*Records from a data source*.
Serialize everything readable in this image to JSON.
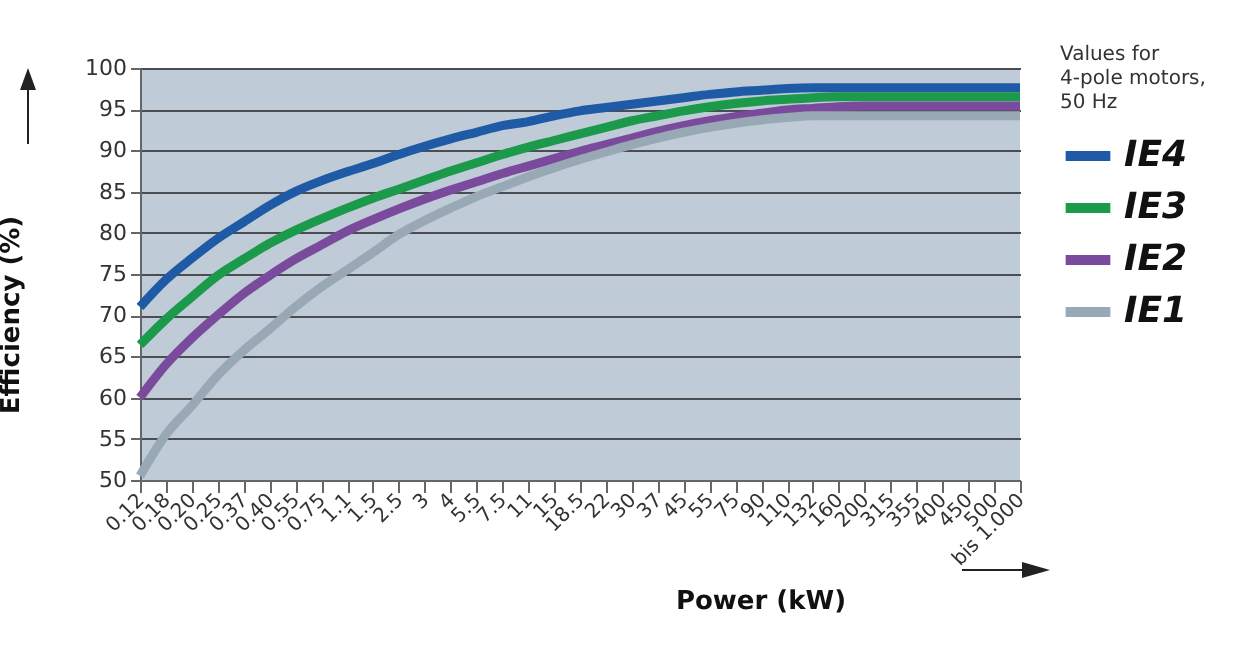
{
  "chart_data": {
    "type": "line",
    "xlabel": "Power (kW)",
    "ylabel": "Efficiency (%)",
    "legend_title": "Values for 4-pole motors, 50 Hz",
    "categories": [
      "0.12",
      "0.18",
      "0.20",
      "0.25",
      "0.37",
      "0.40",
      "0.55",
      "0.75",
      "1.1",
      "1.5",
      "2.5",
      "3",
      "4",
      "5.5",
      "7.5",
      "11",
      "15",
      "18.5",
      "22",
      "30",
      "37",
      "45",
      "55",
      "75",
      "90",
      "110",
      "132",
      "160",
      "200",
      "315",
      "355",
      "400",
      "450",
      "500",
      "bis 1.000"
    ],
    "series": [
      {
        "name": "IE4",
        "color": "#1f5aa6",
        "values": [
          71,
          74.3,
          76.9,
          79.3,
          81.3,
          83.3,
          85,
          86.3,
          87.4,
          88.4,
          89.5,
          90.5,
          91.4,
          92.2,
          93,
          93.5,
          94.2,
          94.8,
          95.2,
          95.6,
          96,
          96.4,
          96.8,
          97.1,
          97.3,
          97.5,
          97.6,
          97.6,
          97.6,
          97.6,
          97.6,
          97.6,
          97.6,
          97.6,
          97.6
        ]
      },
      {
        "name": "IE3",
        "color": "#1a9a4a",
        "values": [
          66.4,
          69.5,
          72.2,
          74.8,
          76.8,
          78.7,
          80.3,
          81.7,
          83,
          84.2,
          85.3,
          86.4,
          87.5,
          88.5,
          89.5,
          90.4,
          91.2,
          92,
          92.8,
          93.6,
          94.2,
          94.8,
          95.3,
          95.7,
          96,
          96.2,
          96.4,
          96.5,
          96.5,
          96.5,
          96.5,
          96.5,
          96.5,
          96.5,
          96.5
        ]
      },
      {
        "name": "IE2",
        "color": "#7a4a9c",
        "values": [
          60,
          64,
          67.2,
          70,
          72.6,
          74.8,
          76.8,
          78.5,
          80.2,
          81.6,
          82.9,
          84.1,
          85.2,
          86.2,
          87.2,
          88.1,
          89,
          89.9,
          90.7,
          91.5,
          92.3,
          93,
          93.6,
          94.1,
          94.5,
          94.9,
          95.1,
          95.3,
          95.4,
          95.4,
          95.4,
          95.4,
          95.4,
          95.4,
          95.4
        ]
      },
      {
        "name": "IE1",
        "color": "#98a8b4",
        "values": [
          50.5,
          55.5,
          59,
          62.7,
          65.7,
          68.3,
          71,
          73.4,
          75.5,
          77.6,
          79.8,
          81.5,
          83,
          84.4,
          85.6,
          86.8,
          87.9,
          88.9,
          89.8,
          90.7,
          91.5,
          92.2,
          92.8,
          93.3,
          93.7,
          94,
          94.2,
          94.2,
          94.2,
          94.2,
          94.2,
          94.2,
          94.2,
          94.2,
          94.2
        ]
      }
    ],
    "ylim": [
      50,
      100
    ],
    "yticks": [
      50,
      55,
      60,
      65,
      70,
      75,
      80,
      85,
      90,
      95,
      100
    ],
    "grid": "y",
    "legend": "top right",
    "marker": "none",
    "line_style": "solid"
  }
}
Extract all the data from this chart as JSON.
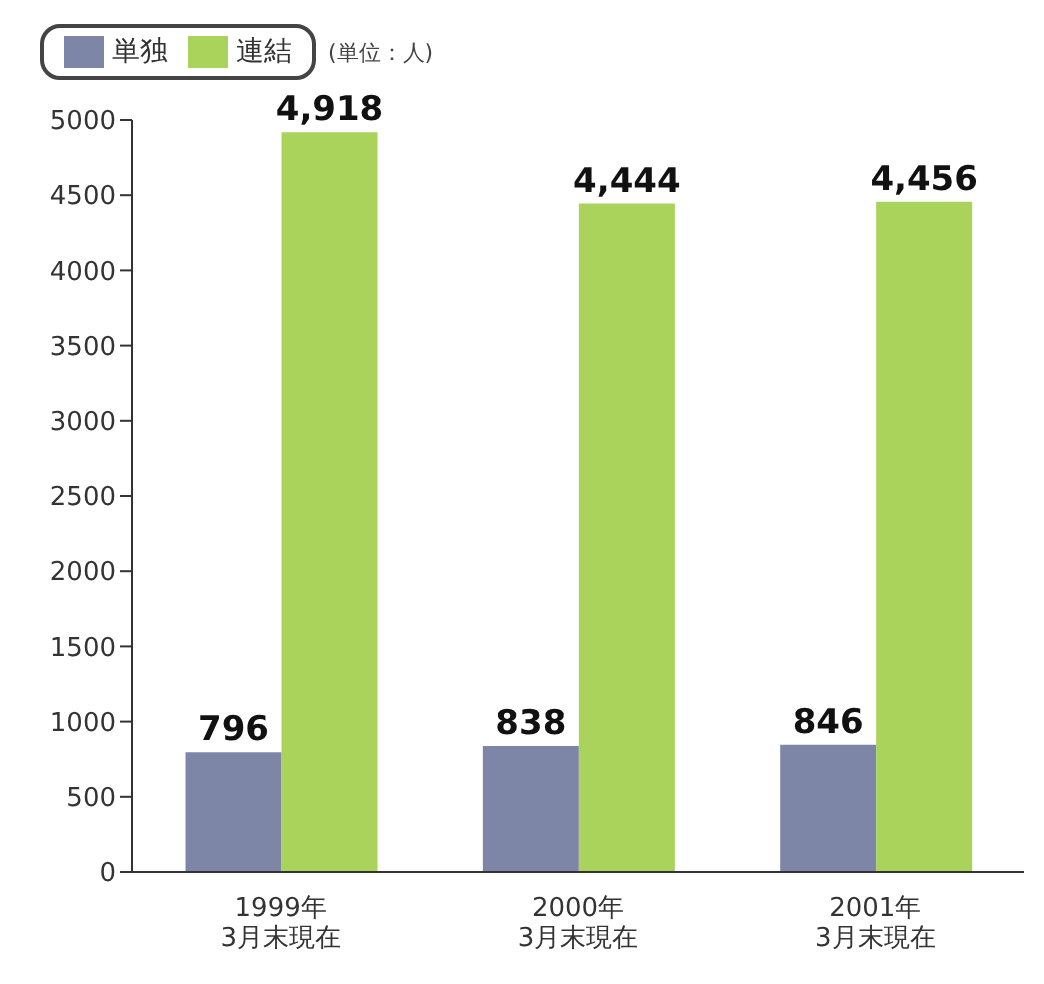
{
  "chart_data": {
    "type": "bar",
    "categories": [
      "1999年\n3月末現在",
      "2000年\n3月末現在",
      "2001年\n3月末現在"
    ],
    "series": [
      {
        "name": "単独",
        "color": "#7d86a6",
        "values": [
          796,
          838,
          846
        ],
        "value_labels": [
          "796",
          "838",
          "846"
        ]
      },
      {
        "name": "連結",
        "color": "#a9d35a",
        "values": [
          4918,
          4444,
          4456
        ],
        "value_labels": [
          "4,918",
          "4,444",
          "4,456"
        ]
      }
    ],
    "ylim": [
      0,
      5000
    ],
    "yticks": [
      0,
      500,
      1000,
      1500,
      2000,
      2500,
      3000,
      3500,
      4000,
      4500,
      5000
    ],
    "annotations": [
      "(単位：人)"
    ],
    "legend": "top left",
    "grid": false
  }
}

*TO DO*.
Give the number of lines in the records that contain the string "JSON", with no other output.

*FINISHED EXERCISE*.
2